Work to be completed:
Nothing in the records may be left out or altered; reproduce them all exactly.

◇ ◇ ◇ ◇ ◇ ◇ ◇

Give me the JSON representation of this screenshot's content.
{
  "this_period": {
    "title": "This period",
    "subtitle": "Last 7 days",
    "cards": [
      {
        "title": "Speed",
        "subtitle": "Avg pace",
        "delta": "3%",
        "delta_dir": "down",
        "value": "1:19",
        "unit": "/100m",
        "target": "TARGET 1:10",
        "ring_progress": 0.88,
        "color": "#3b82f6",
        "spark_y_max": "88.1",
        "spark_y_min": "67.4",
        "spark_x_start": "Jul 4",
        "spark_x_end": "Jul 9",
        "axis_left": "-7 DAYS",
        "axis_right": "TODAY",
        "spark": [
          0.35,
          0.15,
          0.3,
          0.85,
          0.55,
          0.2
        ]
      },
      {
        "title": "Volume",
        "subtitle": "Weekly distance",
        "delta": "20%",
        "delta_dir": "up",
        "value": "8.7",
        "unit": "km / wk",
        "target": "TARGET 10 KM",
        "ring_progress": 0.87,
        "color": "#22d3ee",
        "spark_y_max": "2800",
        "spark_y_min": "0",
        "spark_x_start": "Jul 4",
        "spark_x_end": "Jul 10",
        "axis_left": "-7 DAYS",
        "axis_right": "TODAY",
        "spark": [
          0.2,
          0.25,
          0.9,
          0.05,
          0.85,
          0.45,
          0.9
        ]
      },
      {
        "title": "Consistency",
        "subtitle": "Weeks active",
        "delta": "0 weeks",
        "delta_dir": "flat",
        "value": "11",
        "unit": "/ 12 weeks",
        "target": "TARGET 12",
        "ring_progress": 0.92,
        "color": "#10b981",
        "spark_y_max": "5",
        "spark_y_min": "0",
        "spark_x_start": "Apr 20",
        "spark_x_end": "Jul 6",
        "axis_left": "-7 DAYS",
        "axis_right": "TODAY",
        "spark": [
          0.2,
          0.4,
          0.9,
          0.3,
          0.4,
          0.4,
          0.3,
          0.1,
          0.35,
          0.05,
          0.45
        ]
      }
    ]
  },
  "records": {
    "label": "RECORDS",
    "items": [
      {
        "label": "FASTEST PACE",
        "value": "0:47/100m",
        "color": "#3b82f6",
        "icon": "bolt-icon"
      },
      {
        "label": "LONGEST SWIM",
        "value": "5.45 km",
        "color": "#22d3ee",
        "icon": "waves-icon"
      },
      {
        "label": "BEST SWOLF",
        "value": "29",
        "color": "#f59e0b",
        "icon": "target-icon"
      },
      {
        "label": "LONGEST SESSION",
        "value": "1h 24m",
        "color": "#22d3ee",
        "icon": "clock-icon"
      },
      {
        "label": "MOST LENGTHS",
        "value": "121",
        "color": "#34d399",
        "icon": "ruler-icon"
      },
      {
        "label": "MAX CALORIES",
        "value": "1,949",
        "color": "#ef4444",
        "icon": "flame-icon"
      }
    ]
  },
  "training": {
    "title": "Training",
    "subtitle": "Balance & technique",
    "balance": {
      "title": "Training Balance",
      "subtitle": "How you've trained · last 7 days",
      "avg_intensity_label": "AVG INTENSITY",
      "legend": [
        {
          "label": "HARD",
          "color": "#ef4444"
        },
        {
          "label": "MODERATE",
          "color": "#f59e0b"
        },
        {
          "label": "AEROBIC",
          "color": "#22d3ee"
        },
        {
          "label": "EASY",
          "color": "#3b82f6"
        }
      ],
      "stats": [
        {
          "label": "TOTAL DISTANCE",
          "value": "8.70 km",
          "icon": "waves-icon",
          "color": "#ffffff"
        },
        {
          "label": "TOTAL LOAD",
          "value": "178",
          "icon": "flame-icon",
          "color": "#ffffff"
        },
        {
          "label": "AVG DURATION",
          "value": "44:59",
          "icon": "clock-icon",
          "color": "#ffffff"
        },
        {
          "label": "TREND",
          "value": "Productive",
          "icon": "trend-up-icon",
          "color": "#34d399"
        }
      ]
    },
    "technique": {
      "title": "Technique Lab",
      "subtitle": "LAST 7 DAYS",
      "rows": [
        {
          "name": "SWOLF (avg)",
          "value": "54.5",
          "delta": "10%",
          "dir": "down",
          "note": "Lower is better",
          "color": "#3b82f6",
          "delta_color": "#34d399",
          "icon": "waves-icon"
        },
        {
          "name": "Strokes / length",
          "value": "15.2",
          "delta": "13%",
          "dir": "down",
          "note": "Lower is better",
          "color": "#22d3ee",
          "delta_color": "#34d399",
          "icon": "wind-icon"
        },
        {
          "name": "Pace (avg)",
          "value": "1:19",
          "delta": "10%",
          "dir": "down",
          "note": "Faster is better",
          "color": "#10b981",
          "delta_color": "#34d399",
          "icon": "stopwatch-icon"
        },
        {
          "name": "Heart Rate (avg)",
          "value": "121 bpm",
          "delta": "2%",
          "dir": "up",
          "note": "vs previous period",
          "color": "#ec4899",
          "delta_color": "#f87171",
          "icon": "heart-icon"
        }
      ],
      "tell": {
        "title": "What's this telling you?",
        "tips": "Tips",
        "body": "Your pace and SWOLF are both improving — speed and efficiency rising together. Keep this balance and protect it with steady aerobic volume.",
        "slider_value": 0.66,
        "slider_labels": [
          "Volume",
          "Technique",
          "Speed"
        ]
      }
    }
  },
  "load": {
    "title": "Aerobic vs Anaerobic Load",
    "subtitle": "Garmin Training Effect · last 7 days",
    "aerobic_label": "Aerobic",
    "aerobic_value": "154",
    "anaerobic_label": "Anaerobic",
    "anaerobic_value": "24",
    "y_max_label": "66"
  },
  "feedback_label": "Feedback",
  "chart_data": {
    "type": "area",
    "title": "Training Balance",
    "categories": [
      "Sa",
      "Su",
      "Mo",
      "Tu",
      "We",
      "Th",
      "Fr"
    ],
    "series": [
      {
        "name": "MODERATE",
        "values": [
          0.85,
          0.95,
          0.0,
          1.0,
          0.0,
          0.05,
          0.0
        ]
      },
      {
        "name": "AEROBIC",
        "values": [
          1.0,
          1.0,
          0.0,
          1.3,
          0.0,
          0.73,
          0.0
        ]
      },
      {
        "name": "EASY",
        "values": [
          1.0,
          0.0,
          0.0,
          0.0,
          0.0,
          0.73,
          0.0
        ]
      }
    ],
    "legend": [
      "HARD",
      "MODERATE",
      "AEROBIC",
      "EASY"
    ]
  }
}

◇ ◇ ◇ ◇ ◇ ◇ ◇

Answer to this exercise:
Give me the JSON representation of this screenshot's content.
{
  "this_period": {
    "title": "This period",
    "subtitle": "Last 7 days",
    "cards": [
      {
        "title": "Speed",
        "subtitle": "Avg pace",
        "delta": "3%",
        "delta_dir": "down",
        "value": "1:19",
        "unit": "/100m",
        "target": "TARGET 1:10",
        "ring_progress": 0.88,
        "color": "#3b82f6",
        "spark_y_max": "88.1",
        "spark_y_min": "67.4",
        "spark_x_start": "Jul 4",
        "spark_x_end": "Jul 9",
        "axis_left": "-7 DAYS",
        "axis_right": "TODAY",
        "spark": [
          0.35,
          0.15,
          0.3,
          0.85,
          0.55,
          0.2
        ]
      },
      {
        "title": "Volume",
        "subtitle": "Weekly distance",
        "delta": "20%",
        "delta_dir": "up",
        "value": "8.7",
        "unit": "km / wk",
        "target": "TARGET 10 KM",
        "ring_progress": 0.87,
        "color": "#22d3ee",
        "spark_y_max": "2800",
        "spark_y_min": "0",
        "spark_x_start": "Jul 4",
        "spark_x_end": "Jul 10",
        "axis_left": "-7 DAYS",
        "axis_right": "TODAY",
        "spark": [
          0.2,
          0.25,
          0.9,
          0.05,
          0.85,
          0.45,
          0.9
        ]
      },
      {
        "title": "Consistency",
        "subtitle": "Weeks active",
        "delta": "0 weeks",
        "delta_dir": "flat",
        "value": "11",
        "unit": "/ 12 weeks",
        "target": "TARGET 12",
        "ring_progress": 0.92,
        "color": "#10b981",
        "spark_y_max": "5",
        "spark_y_min": "0",
        "spark_x_start": "Apr 20",
        "spark_x_end": "Jul 6",
        "axis_left": "-7 DAYS",
        "axis_right": "TODAY",
        "spark": [
          0.2,
          0.4,
          0.9,
          0.3,
          0.4,
          0.4,
          0.3,
          0.1,
          0.35,
          0.05,
          0.45
        ]
      }
    ]
  },
  "records": {
    "label": "RECORDS",
    "items": [
      {
        "label": "FASTEST PACE",
        "value": "0:47/100m",
        "color": "#3b82f6",
        "icon": "bolt-icon"
      },
      {
        "label": "LONGEST SWIM",
        "value": "5.45 km",
        "color": "#22d3ee",
        "icon": "waves-icon"
      },
      {
        "label": "BEST SWOLF",
        "value": "29",
        "color": "#f59e0b",
        "icon": "target-icon"
      },
      {
        "label": "LONGEST SESSION",
        "value": "1h 24m",
        "color": "#22d3ee",
        "icon": "clock-icon"
      },
      {
        "label": "MOST LENGTHS",
        "value": "121",
        "color": "#34d399",
        "icon": "ruler-icon"
      },
      {
        "label": "MAX CALORIES",
        "value": "1,949",
        "color": "#ef4444",
        "icon": "flame-icon"
      }
    ]
  },
  "training": {
    "title": "Training",
    "subtitle": "Balance & technique",
    "balance": {
      "title": "Training Balance",
      "subtitle": "How you've trained · last 7 days",
      "avg_intensity_label": "AVG INTENSITY",
      "legend": [
        {
          "label": "HARD",
          "color": "#ef4444"
        },
        {
          "label": "MODERATE",
          "color": "#f59e0b"
        },
        {
          "label": "AEROBIC",
          "color": "#22d3ee"
        },
        {
          "label": "EASY",
          "color": "#3b82f6"
        }
      ],
      "stats": [
        {
          "label": "TOTAL DISTANCE",
          "value": "8.70 km",
          "icon": "waves-icon",
          "color": "#ffffff"
        },
        {
          "label": "TOTAL LOAD",
          "value": "178",
          "icon": "flame-icon",
          "color": "#ffffff"
        },
        {
          "label": "AVG DURATION",
          "value": "44:59",
          "icon": "clock-icon",
          "color": "#ffffff"
        },
        {
          "label": "TREND",
          "value": "Productive",
          "icon": "trend-up-icon",
          "color": "#34d399"
        }
      ]
    },
    "technique": {
      "title": "Technique Lab",
      "subtitle": "LAST 7 DAYS",
      "rows": [
        {
          "name": "SWOLF (avg)",
          "value": "54.5",
          "delta": "10%",
          "dir": "down",
          "note": "Lower is better",
          "color": "#3b82f6",
          "delta_color": "#34d399",
          "icon": "waves-icon"
        },
        {
          "name": "Strokes / length",
          "value": "15.2",
          "delta": "13%",
          "dir": "down",
          "note": "Lower is better",
          "color": "#22d3ee",
          "delta_color": "#34d399",
          "icon": "wind-icon"
        },
        {
          "name": "Pace (avg)",
          "value": "1:19",
          "delta": "10%",
          "dir": "down",
          "note": "Faster is better",
          "color": "#10b981",
          "delta_color": "#34d399",
          "icon": "stopwatch-icon"
        },
        {
          "name": "Heart Rate (avg)",
          "value": "121 bpm",
          "delta": "2%",
          "dir": "up",
          "note": "vs previous period",
          "color": "#ec4899",
          "delta_color": "#f87171",
          "icon": "heart-icon"
        }
      ],
      "tell": {
        "title": "What's this telling you?",
        "tips": "Tips",
        "body": "Your pace and SWOLF are both improving — speed and efficiency rising together. Keep this balance and protect it with steady aerobic volume.",
        "slider_value": 0.66,
        "slider_labels": [
          "Volume",
          "Technique",
          "Speed"
        ]
      }
    }
  },
  "load": {
    "title": "Aerobic vs Anaerobic Load",
    "subtitle": "Garmin Training Effect · last 7 days",
    "aerobic_label": "Aerobic",
    "aerobic_value": "154",
    "anaerobic_label": "Anaerobic",
    "anaerobic_value": "24",
    "y_max_label": "66"
  },
  "feedback_label": "Feedback",
  "chart_data": {
    "type": "area",
    "title": "Training Balance",
    "categories": [
      "Sa",
      "Su",
      "Mo",
      "Tu",
      "We",
      "Th",
      "Fr"
    ],
    "series": [
      {
        "name": "MODERATE",
        "values": [
          0.85,
          0.95,
          0.0,
          1.0,
          0.0,
          0.05,
          0.0
        ]
      },
      {
        "name": "AEROBIC",
        "values": [
          1.0,
          1.0,
          0.0,
          1.3,
          0.0,
          0.73,
          0.0
        ]
      },
      {
        "name": "EASY",
        "values": [
          1.0,
          0.0,
          0.0,
          0.0,
          0.0,
          0.73,
          0.0
        ]
      }
    ],
    "legend": [
      "HARD",
      "MODERATE",
      "AEROBIC",
      "EASY"
    ]
  }
}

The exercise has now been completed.